Input records:
_ _ _ _ _

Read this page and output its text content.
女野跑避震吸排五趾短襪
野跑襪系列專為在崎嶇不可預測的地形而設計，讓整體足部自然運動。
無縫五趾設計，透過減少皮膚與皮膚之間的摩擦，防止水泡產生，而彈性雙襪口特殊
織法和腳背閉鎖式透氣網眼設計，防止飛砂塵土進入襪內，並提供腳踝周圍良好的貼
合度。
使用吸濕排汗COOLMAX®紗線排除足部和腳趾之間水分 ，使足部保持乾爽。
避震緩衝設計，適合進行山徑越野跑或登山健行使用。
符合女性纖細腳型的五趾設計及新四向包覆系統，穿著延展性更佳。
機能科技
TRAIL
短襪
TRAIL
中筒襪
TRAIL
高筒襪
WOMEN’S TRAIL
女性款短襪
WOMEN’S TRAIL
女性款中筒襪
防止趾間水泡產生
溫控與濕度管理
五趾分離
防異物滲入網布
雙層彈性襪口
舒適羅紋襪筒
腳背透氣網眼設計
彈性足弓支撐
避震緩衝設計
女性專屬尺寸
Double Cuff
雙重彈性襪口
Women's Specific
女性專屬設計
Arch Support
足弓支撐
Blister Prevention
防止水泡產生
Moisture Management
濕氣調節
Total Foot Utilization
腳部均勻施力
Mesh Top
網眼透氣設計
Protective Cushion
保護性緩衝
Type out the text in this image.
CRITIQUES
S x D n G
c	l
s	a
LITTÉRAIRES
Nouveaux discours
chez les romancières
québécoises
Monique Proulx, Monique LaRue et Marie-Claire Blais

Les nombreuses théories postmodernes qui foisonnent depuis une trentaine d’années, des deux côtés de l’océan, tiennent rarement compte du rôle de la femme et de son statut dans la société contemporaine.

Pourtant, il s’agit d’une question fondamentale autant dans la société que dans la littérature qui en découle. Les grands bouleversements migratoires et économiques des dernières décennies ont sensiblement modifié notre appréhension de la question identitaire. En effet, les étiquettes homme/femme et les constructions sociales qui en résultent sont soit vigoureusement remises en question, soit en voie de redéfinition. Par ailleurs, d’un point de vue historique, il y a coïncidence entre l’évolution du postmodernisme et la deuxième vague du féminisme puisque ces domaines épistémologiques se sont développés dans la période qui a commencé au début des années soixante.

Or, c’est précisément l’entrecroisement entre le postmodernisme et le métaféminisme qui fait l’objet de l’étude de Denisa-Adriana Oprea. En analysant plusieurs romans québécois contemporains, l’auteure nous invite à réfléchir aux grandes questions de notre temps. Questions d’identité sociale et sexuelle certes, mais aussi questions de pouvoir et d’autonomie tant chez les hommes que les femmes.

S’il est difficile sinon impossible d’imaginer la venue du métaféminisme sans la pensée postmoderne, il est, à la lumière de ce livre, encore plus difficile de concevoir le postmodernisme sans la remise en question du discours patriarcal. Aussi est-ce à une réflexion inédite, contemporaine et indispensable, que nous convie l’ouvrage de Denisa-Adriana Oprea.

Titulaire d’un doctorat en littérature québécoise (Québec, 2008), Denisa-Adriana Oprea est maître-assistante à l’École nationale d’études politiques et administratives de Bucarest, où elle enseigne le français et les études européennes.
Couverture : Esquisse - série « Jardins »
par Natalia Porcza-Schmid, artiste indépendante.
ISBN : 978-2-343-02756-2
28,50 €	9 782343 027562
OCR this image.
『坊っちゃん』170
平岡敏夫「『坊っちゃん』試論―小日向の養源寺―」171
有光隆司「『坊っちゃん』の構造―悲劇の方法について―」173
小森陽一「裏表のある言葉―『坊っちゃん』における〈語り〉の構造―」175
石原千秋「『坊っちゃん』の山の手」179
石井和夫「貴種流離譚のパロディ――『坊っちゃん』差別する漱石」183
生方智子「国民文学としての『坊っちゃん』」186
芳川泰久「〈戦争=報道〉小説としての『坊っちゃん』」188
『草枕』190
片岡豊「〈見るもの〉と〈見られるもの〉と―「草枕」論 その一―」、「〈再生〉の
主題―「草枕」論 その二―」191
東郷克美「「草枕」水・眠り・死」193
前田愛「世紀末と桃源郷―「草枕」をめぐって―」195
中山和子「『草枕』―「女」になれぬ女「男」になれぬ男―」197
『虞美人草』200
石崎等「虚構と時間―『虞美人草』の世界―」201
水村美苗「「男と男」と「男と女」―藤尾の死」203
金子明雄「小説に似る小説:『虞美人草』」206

_ _ _ _ _

What is being asked: Output the listing above without altering a single character.

Complete response:
Read this page and output its text content.
女野跑避震吸排五趾短襪
野跑襪系列專為在崎嶇不可預測的地形而設計，讓整體足部自然運動。
無縫五趾設計，透過減少皮膚與皮膚之間的摩擦，防止水泡產生，而彈性雙襪口特殊
織法和腳背閉鎖式透氣網眼設計，防止飛砂塵土進入襪內，並提供腳踝周圍良好的貼
合度。
使用吸濕排汗COOLMAX®紗線排除足部和腳趾之間水分 ，使足部保持乾爽。
避震緩衝設計，適合進行山徑越野跑或登山健行使用。
符合女性纖細腳型的五趾設計及新四向包覆系統，穿著延展性更佳。
機能科技
TRAIL
短襪
TRAIL
中筒襪
TRAIL
高筒襪
WOMEN’S TRAIL
女性款短襪
WOMEN’S TRAIL
女性款中筒襪
防止趾間水泡產生
溫控與濕度管理
五趾分離
防異物滲入網布
雙層彈性襪口
舒適羅紋襪筒
腳背透氣網眼設計
彈性足弓支撐
避震緩衝設計
女性專屬尺寸
Double Cuff
雙重彈性襪口
Women's Specific
女性專屬設計
Arch Support
足弓支撐
Blister Prevention
防止水泡產生
Moisture Management
濕氣調節
Total Foot Utilization
腳部均勻施力
Mesh Top
網眼透氣設計
Protective Cushion
保護性緩衝
Type out the text in this image.
CRITIQUES
S x D n G
c	l
s	a
LITTÉRAIRES
Nouveaux discours
chez les romancières
québécoises
Monique Proulx, Monique LaRue et Marie-Claire Blais

Les nombreuses théories postmodernes qui foisonnent depuis une trentaine d’années, des deux côtés de l’océan, tiennent rarement compte du rôle de la femme et de son statut dans la société contemporaine.

Pourtant, il s’agit d’une question fondamentale autant dans la société que dans la littérature qui en découle. Les grands bouleversements migratoires et économiques des dernières décennies ont sensiblement modifié notre appréhension de la question identitaire. En effet, les étiquettes homme/femme et les constructions sociales qui en résultent sont soit vigoureusement remises en question, soit en voie de redéfinition. Par ailleurs, d’un point de vue historique, il y a coïncidence entre l’évolution du postmodernisme et la deuxième vague du féminisme puisque ces domaines épistémologiques se sont développés dans la période qui a commencé au début des années soixante.

Or, c’est précisément l’entrecroisement entre le postmodernisme et le métaféminisme qui fait l’objet de l’étude de Denisa-Adriana Oprea. En analysant plusieurs romans québécois contemporains, l’auteure nous invite à réfléchir aux grandes questions de notre temps. Questions d’identité sociale et sexuelle certes, mais aussi questions de pouvoir et d’autonomie tant chez les hommes que les femmes.

S’il est difficile sinon impossible d’imaginer la venue du métaféminisme sans la pensée postmoderne, il est, à la lumière de ce livre, encore plus difficile de concevoir le postmodernisme sans la remise en question du discours patriarcal. Aussi est-ce à une réflexion inédite, contemporaine et indispensable, que nous convie l’ouvrage de Denisa-Adriana Oprea.

Titulaire d’un doctorat en littérature québécoise (Québec, 2008), Denisa-Adriana Oprea est maître-assistante à l’École nationale d’études politiques et administratives de Bucarest, où elle enseigne le français et les études européennes.
Couverture : Esquisse - série « Jardins »
par Natalia Porcza-Schmid, artiste indépendante.
ISBN : 978-2-343-02756-2
28,50 €	9 782343 027562
OCR this image.
『坊っちゃん』170
平岡敏夫「『坊っちゃん』試論―小日向の養源寺―」171
有光隆司「『坊っちゃん』の構造―悲劇の方法について―」173
小森陽一「裏表のある言葉―『坊っちゃん』における〈語り〉の構造―」175
石原千秋「『坊っちゃん』の山の手」179
石井和夫「貴種流離譚のパロディ――『坊っちゃん』差別する漱石」183
生方智子「国民文学としての『坊っちゃん』」186
芳川泰久「〈戦争=報道〉小説としての『坊っちゃん』」188
『草枕』190
片岡豊「〈見るもの〉と〈見られるもの〉と―「草枕」論 その一―」、「〈再生〉の
主題―「草枕」論 その二―」191
東郷克美「「草枕」水・眠り・死」193
前田愛「世紀末と桃源郷―「草枕」をめぐって―」195
中山和子「『草枕』―「女」になれぬ女「男」になれぬ男―」197
『虞美人草』200
石崎等「虚構と時間―『虞美人草』の世界―」201
水村美苗「「男と男」と「男と女」―藤尾の死」203
金子明雄「小説に似る小説:『虞美人草』」206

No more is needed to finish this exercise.